-- Start Given records --
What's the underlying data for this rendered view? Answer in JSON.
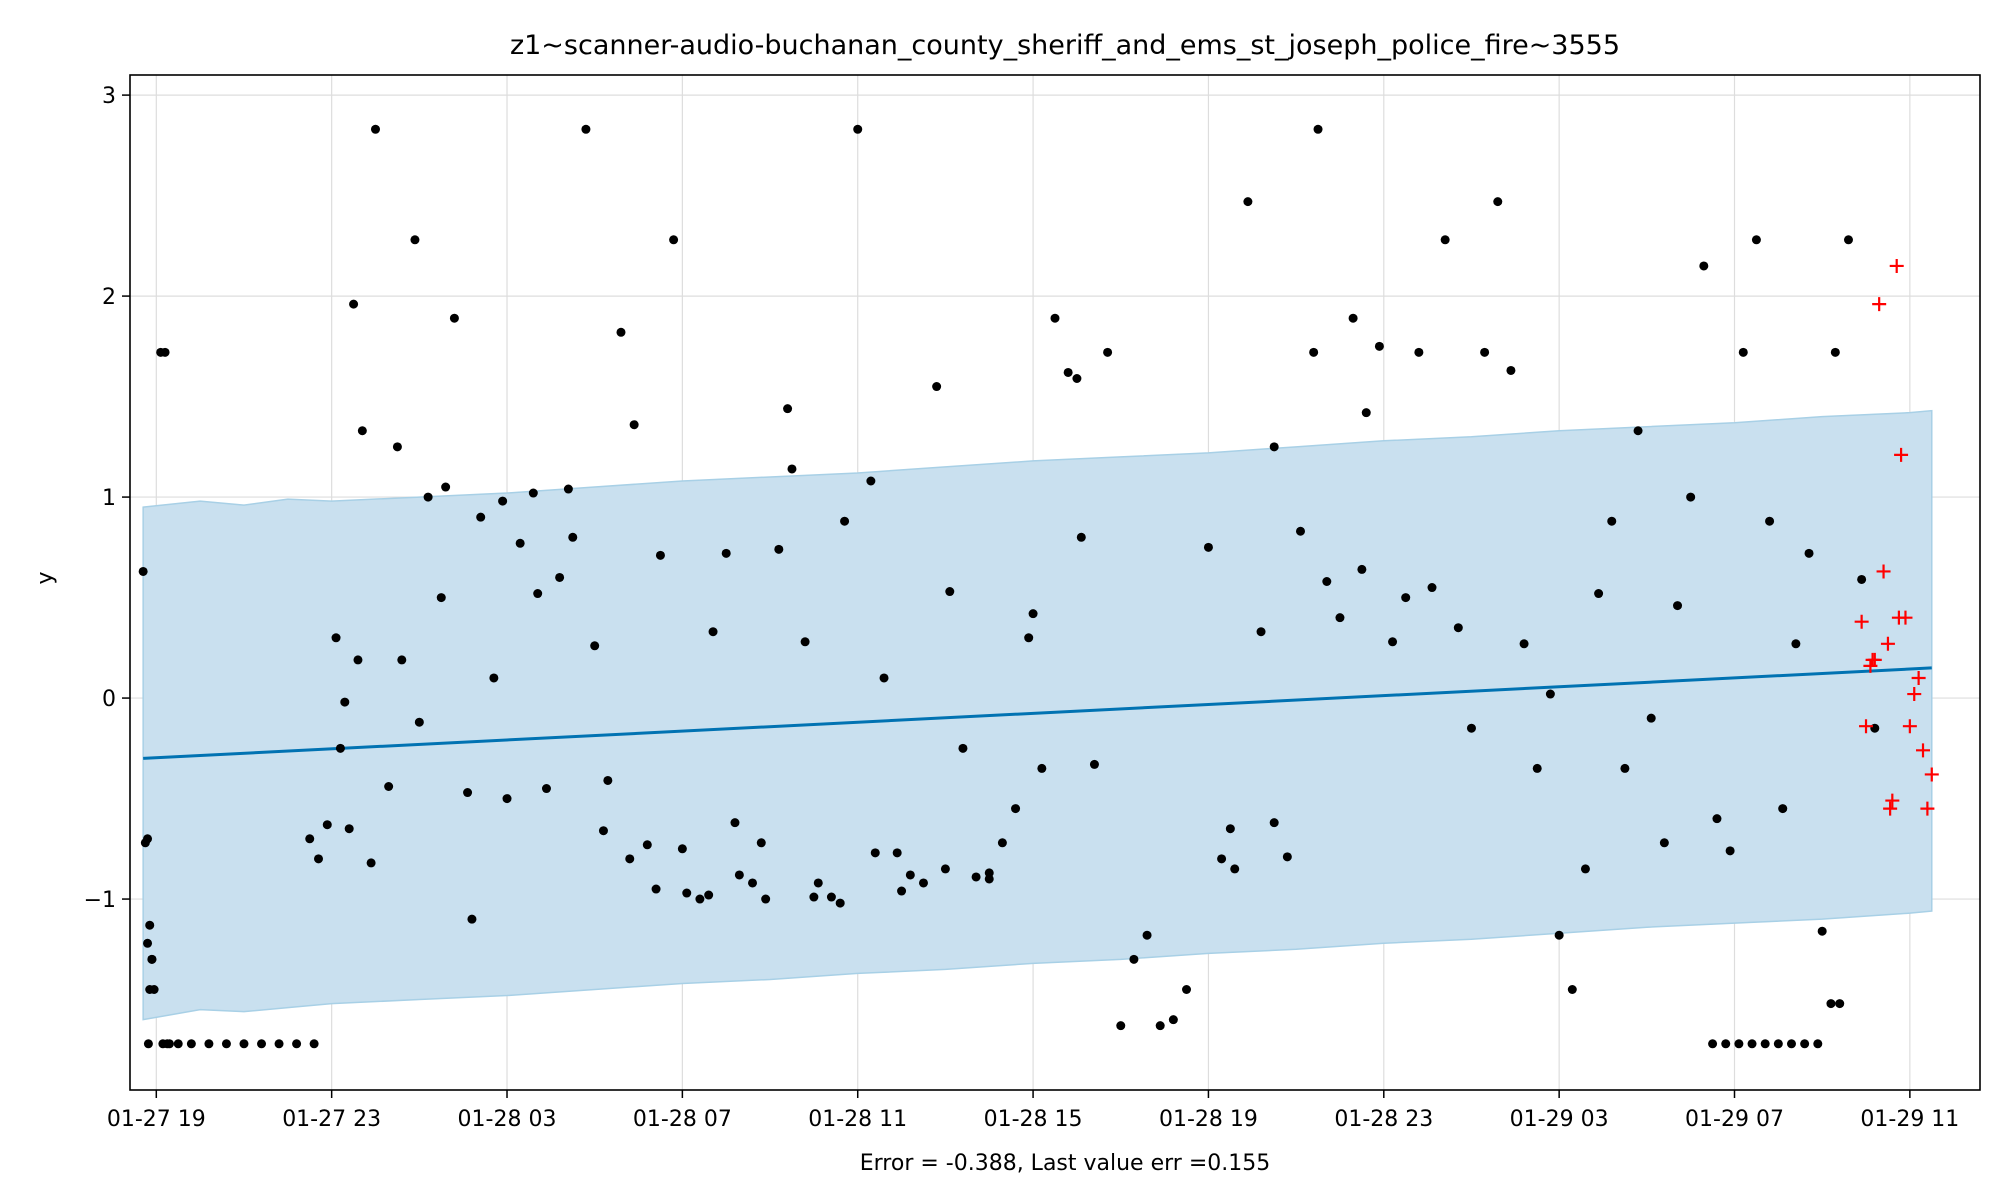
{
  "chart_data": {
    "type": "scatter",
    "title": "z1~scanner-audio-buchanan_county_sheriff_and_ems_st_joseph_police_fire~3555",
    "xlabel": "Error = -0.388, Last value err =0.155",
    "ylabel": "y",
    "x_unit": "hours",
    "xlim": [
      -0.6,
      41.6
    ],
    "ylim": [
      -1.95,
      3.1
    ],
    "x_ticks": [
      {
        "value": 0,
        "label": "01-27 19"
      },
      {
        "value": 4,
        "label": "01-27 23"
      },
      {
        "value": 8,
        "label": "01-28 03"
      },
      {
        "value": 12,
        "label": "01-28 07"
      },
      {
        "value": 16,
        "label": "01-28 11"
      },
      {
        "value": 20,
        "label": "01-28 15"
      },
      {
        "value": 24,
        "label": "01-28 19"
      },
      {
        "value": 28,
        "label": "01-28 23"
      },
      {
        "value": 32,
        "label": "01-29 03"
      },
      {
        "value": 36,
        "label": "01-29 07"
      },
      {
        "value": 40,
        "label": "01-29 11"
      }
    ],
    "y_ticks": [
      {
        "value": 3,
        "label": "3"
      },
      {
        "value": 2,
        "label": "2"
      },
      {
        "value": 1,
        "label": "1"
      },
      {
        "value": 0,
        "label": "0"
      },
      {
        "value": -1,
        "label": "−1"
      }
    ],
    "grid": true,
    "colors": {
      "forecast_line": "#0072b2",
      "interval_fill": "#c9e0ef",
      "interval_edge": "#a8d0e6",
      "observed": "#000000",
      "test": "#ff0000"
    },
    "series": [
      {
        "role": "forecast",
        "style": "line",
        "x": [
          -0.3,
          40.5
        ],
        "y": [
          -0.3,
          0.15
        ]
      },
      {
        "role": "interval",
        "style": "band",
        "x": [
          -0.3,
          1,
          2,
          3,
          4,
          6,
          8,
          10,
          12,
          14,
          16,
          18,
          20,
          22,
          24,
          26,
          28,
          30,
          32,
          34,
          36,
          38,
          40,
          40.5
        ],
        "upper": [
          0.95,
          0.98,
          0.96,
          0.99,
          0.98,
          1.0,
          1.02,
          1.05,
          1.08,
          1.1,
          1.12,
          1.15,
          1.18,
          1.2,
          1.22,
          1.25,
          1.28,
          1.3,
          1.33,
          1.35,
          1.37,
          1.4,
          1.42,
          1.43
        ],
        "lower": [
          -1.6,
          -1.55,
          -1.56,
          -1.54,
          -1.52,
          -1.5,
          -1.48,
          -1.45,
          -1.42,
          -1.4,
          -1.37,
          -1.35,
          -1.32,
          -1.3,
          -1.27,
          -1.25,
          -1.22,
          -1.2,
          -1.17,
          -1.14,
          -1.12,
          -1.1,
          -1.07,
          -1.06
        ]
      },
      {
        "role": "observed",
        "style": "points",
        "x": [
          -0.3,
          -0.2,
          -0.15,
          -0.1,
          -0.05,
          0.1,
          0.2,
          0.3,
          0.5,
          0.8,
          1.2,
          1.6,
          2.0,
          2.4,
          2.8,
          3.2,
          3.6,
          -0.2,
          -0.25,
          -0.15,
          -0.1,
          -0.18,
          0.15,
          0.25,
          3.5,
          3.7,
          3.9,
          4.1,
          4.3,
          4.5,
          4.7,
          5.0,
          5.3,
          5.6,
          5.9,
          6.2,
          6.5,
          6.8,
          7.1,
          7.4,
          7.7,
          8.0,
          8.3,
          8.6,
          8.9,
          9.2,
          9.5,
          9.8,
          4.4,
          4.2,
          4.6,
          4.9,
          5.5,
          6.0,
          6.6,
          7.2,
          7.9,
          8.7,
          9.4,
          10.0,
          10.3,
          10.6,
          10.9,
          11.2,
          11.5,
          11.8,
          12.1,
          12.4,
          12.7,
          13.0,
          13.3,
          13.6,
          13.9,
          14.2,
          14.5,
          14.8,
          15.1,
          15.4,
          15.7,
          10.2,
          10.8,
          11.4,
          12.0,
          12.6,
          13.2,
          13.8,
          14.4,
          15.0,
          15.6,
          16.0,
          16.3,
          16.6,
          16.9,
          17.2,
          17.5,
          17.8,
          18.1,
          18.4,
          18.7,
          19.0,
          19.3,
          19.6,
          19.9,
          20.2,
          20.5,
          20.8,
          21.1,
          21.4,
          21.7,
          22.0,
          22.3,
          22.6,
          22.9,
          23.2,
          23.5,
          16.4,
          17.0,
          18.0,
          19.0,
          20.0,
          21.0,
          24.0,
          24.3,
          24.6,
          24.9,
          25.2,
          25.5,
          25.8,
          26.1,
          26.4,
          26.7,
          27.0,
          27.3,
          27.6,
          27.9,
          28.2,
          28.5,
          28.8,
          29.1,
          29.4,
          29.7,
          30.0,
          30.3,
          30.6,
          30.9,
          31.2,
          31.5,
          31.8,
          24.5,
          25.5,
          26.5,
          27.5,
          32.0,
          32.3,
          32.6,
          32.9,
          33.2,
          33.5,
          33.8,
          34.1,
          34.4,
          34.7,
          35.0,
          35.3,
          35.6,
          35.9,
          36.2,
          36.5,
          36.8,
          37.1,
          37.4,
          37.7,
          38.0,
          38.3,
          38.6,
          38.9,
          39.2,
          35.5,
          35.8,
          36.1,
          36.4,
          36.7,
          37.0,
          37.3,
          37.6,
          37.9,
          38.2,
          38.4
        ],
        "y": [
          0.63,
          -0.7,
          -1.13,
          -1.3,
          -1.45,
          1.72,
          1.72,
          -1.72,
          -1.72,
          -1.72,
          -1.72,
          -1.72,
          -1.72,
          -1.72,
          -1.72,
          -1.72,
          -1.72,
          -1.22,
          -0.72,
          -1.45,
          -1.3,
          -1.72,
          -1.72,
          -1.72,
          -0.7,
          -0.8,
          -0.63,
          0.3,
          -0.02,
          1.96,
          1.33,
          2.83,
          -0.44,
          0.19,
          2.28,
          1.0,
          0.5,
          1.89,
          -0.47,
          0.9,
          0.1,
          -0.5,
          0.77,
          1.02,
          -0.45,
          0.6,
          0.8,
          2.83,
          -0.65,
          -0.25,
          0.19,
          -0.82,
          1.25,
          -0.12,
          1.05,
          -1.1,
          0.98,
          0.52,
          1.04,
          0.26,
          -0.41,
          1.82,
          1.36,
          -0.73,
          0.71,
          2.28,
          -0.97,
          -1.0,
          0.33,
          0.72,
          -0.88,
          -0.92,
          -1.0,
          0.74,
          1.14,
          0.28,
          -0.92,
          -0.99,
          0.88,
          -0.66,
          -0.8,
          -0.95,
          -0.75,
          -0.98,
          -0.62,
          -0.72,
          1.44,
          -0.99,
          -1.02,
          2.83,
          1.08,
          0.1,
          -0.77,
          -0.88,
          -0.92,
          1.55,
          0.53,
          -0.25,
          -0.89,
          -0.87,
          -0.72,
          -0.55,
          0.3,
          -0.35,
          1.89,
          1.62,
          0.8,
          -0.33,
          1.72,
          -1.63,
          -1.3,
          -1.18,
          -1.63,
          -1.6,
          -1.45,
          -0.77,
          -0.96,
          -0.85,
          -0.9,
          0.42,
          1.59,
          0.75,
          -0.8,
          -0.85,
          2.47,
          0.33,
          1.25,
          -0.79,
          0.83,
          1.72,
          0.58,
          0.4,
          1.89,
          1.42,
          1.75,
          0.28,
          0.5,
          1.72,
          0.55,
          2.28,
          0.35,
          -0.15,
          1.72,
          2.47,
          1.63,
          0.27,
          -0.35,
          0.02,
          -0.65,
          -0.62,
          2.83,
          0.64,
          -1.18,
          -1.45,
          -0.85,
          0.52,
          0.88,
          -0.35,
          1.33,
          -0.1,
          -0.72,
          0.46,
          1.0,
          2.15,
          -0.6,
          -0.76,
          1.72,
          2.28,
          0.88,
          -0.55,
          0.27,
          0.72,
          -1.16,
          1.72,
          2.28,
          0.59,
          -0.15,
          -1.72,
          -1.72,
          -1.72,
          -1.72,
          -1.72,
          -1.72,
          -1.72,
          -1.72,
          -1.72,
          -1.52,
          -1.52
        ]
      },
      {
        "role": "test",
        "style": "plus",
        "x": [
          38.9,
          39.0,
          39.1,
          39.2,
          39.3,
          39.4,
          39.5,
          39.6,
          39.7,
          39.8,
          39.9,
          40.0,
          40.1,
          40.2,
          40.3,
          40.4,
          40.5,
          39.15,
          39.55,
          39.75
        ],
        "y": [
          0.38,
          -0.14,
          0.16,
          0.19,
          1.96,
          0.63,
          0.27,
          -0.51,
          2.15,
          1.21,
          0.4,
          -0.14,
          0.02,
          0.1,
          -0.26,
          -0.55,
          -0.38,
          0.19,
          -0.55,
          0.4
        ]
      }
    ]
  }
}
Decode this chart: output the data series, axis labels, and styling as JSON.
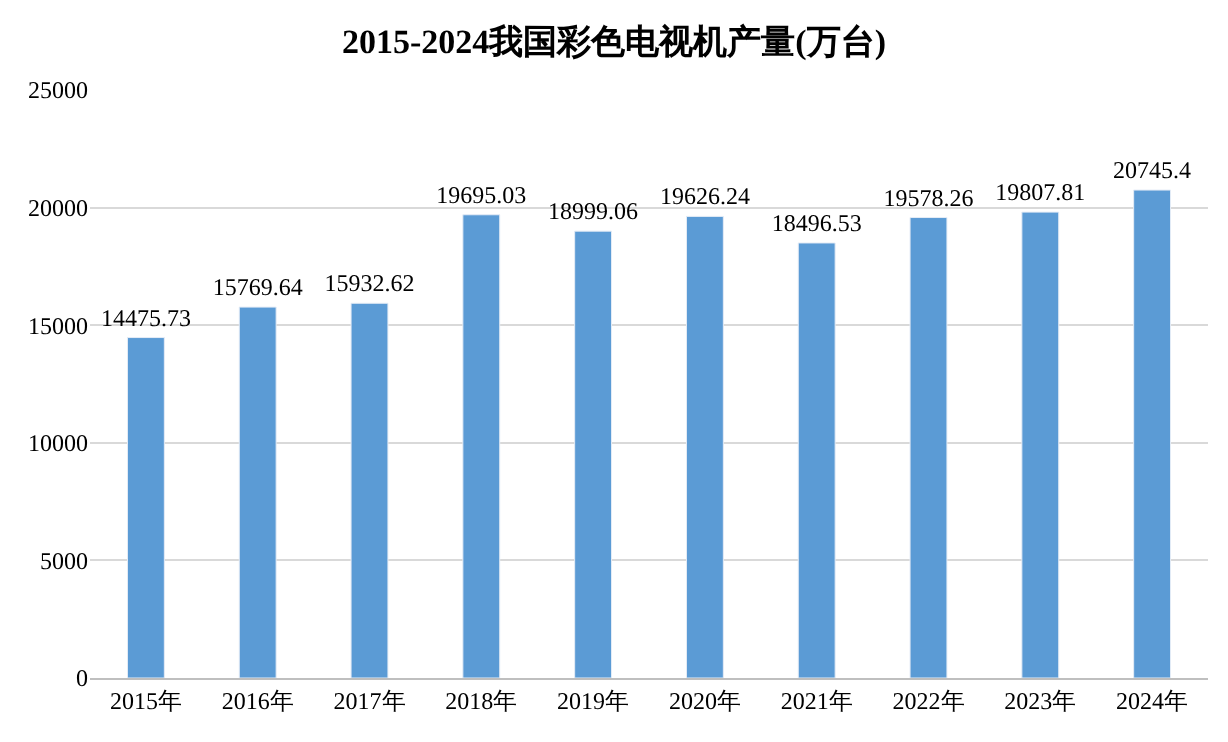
{
  "chart_data": {
    "type": "bar",
    "title": "2015-2024我国彩色电视机产量(万台)",
    "categories": [
      "2015年",
      "2016年",
      "2017年",
      "2018年",
      "2019年",
      "2020年",
      "2021年",
      "2022年",
      "2023年",
      "2024年"
    ],
    "values": [
      14475.73,
      15769.64,
      15932.62,
      19695.03,
      18999.06,
      19626.24,
      18496.53,
      19578.26,
      19807.81,
      20745.4
    ],
    "color": "#5b9bd5",
    "ylim": [
      0,
      25000
    ],
    "yticks": [
      0,
      5000,
      10000,
      15000,
      20000,
      25000
    ],
    "grid": "y",
    "data_labels": true
  }
}
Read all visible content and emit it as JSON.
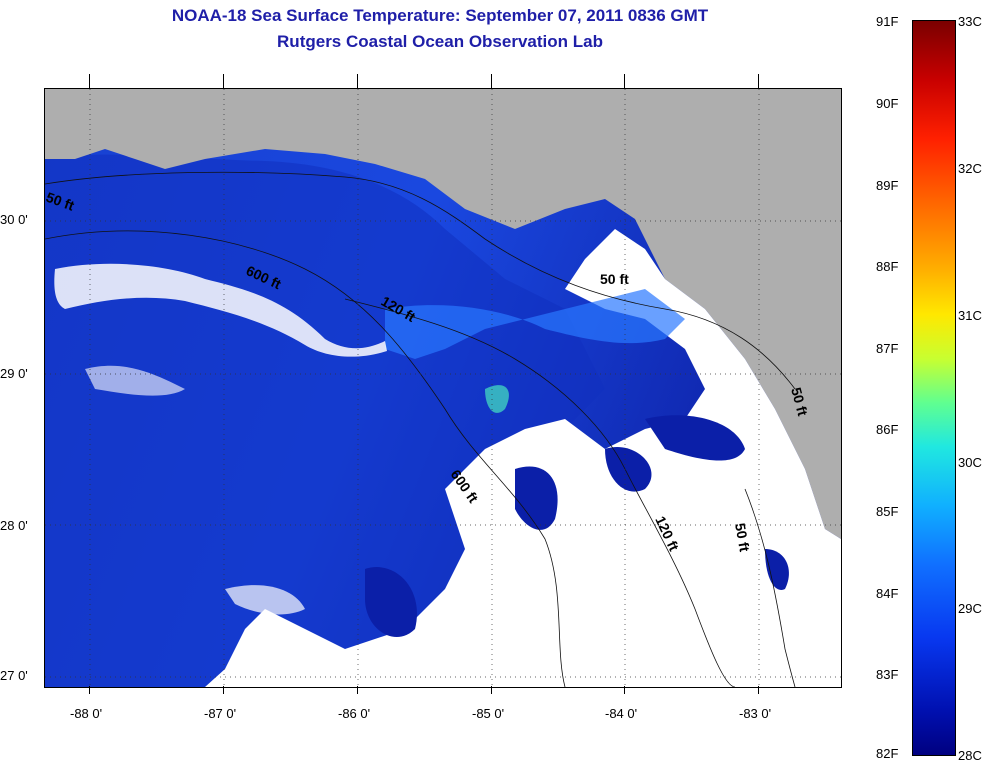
{
  "title": {
    "line1": "NOAA-18 Sea Surface Temperature:  September 07, 2011 0836 GMT",
    "line2": "Rutgers Coastal Ocean Observation Lab"
  },
  "map": {
    "lat_labels": [
      "30 0'",
      "29 0'",
      "28 0'",
      "27 0'"
    ],
    "lon_labels": [
      "-88 0'",
      "-87 0'",
      "-86 0'",
      "-85 0'",
      "-84 0'",
      "-83 0'"
    ],
    "contour_labels": [
      "50 ft",
      "600 ft",
      "120 ft",
      "50 ft",
      "600 ft",
      "120 ft",
      "50 ft",
      "50 ft"
    ],
    "colors": {
      "land": "#aeaeae",
      "cloud": "#ffffff",
      "water_deep": "#0a1aa0",
      "water_mid": "#1f4fe0",
      "water_warm": "#2fa0ff"
    }
  },
  "colorbar": {
    "f_labels": [
      "91F",
      "90F",
      "89F",
      "88F",
      "87F",
      "86F",
      "85F",
      "84F",
      "83F",
      "82F"
    ],
    "c_labels": [
      "33C",
      "32C",
      "31C",
      "30C",
      "29C",
      "28C"
    ],
    "min_f": 82,
    "max_f": 91,
    "min_c": 28,
    "max_c": 33
  }
}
-- End Given records --
* What is required: Leave out every line without the string "this" and copy the rest.

* Task response:
What's the underlying data for this rendered view? Answer in JSON.
Decode this chart: output the data series, axis labels, and styling as JSON.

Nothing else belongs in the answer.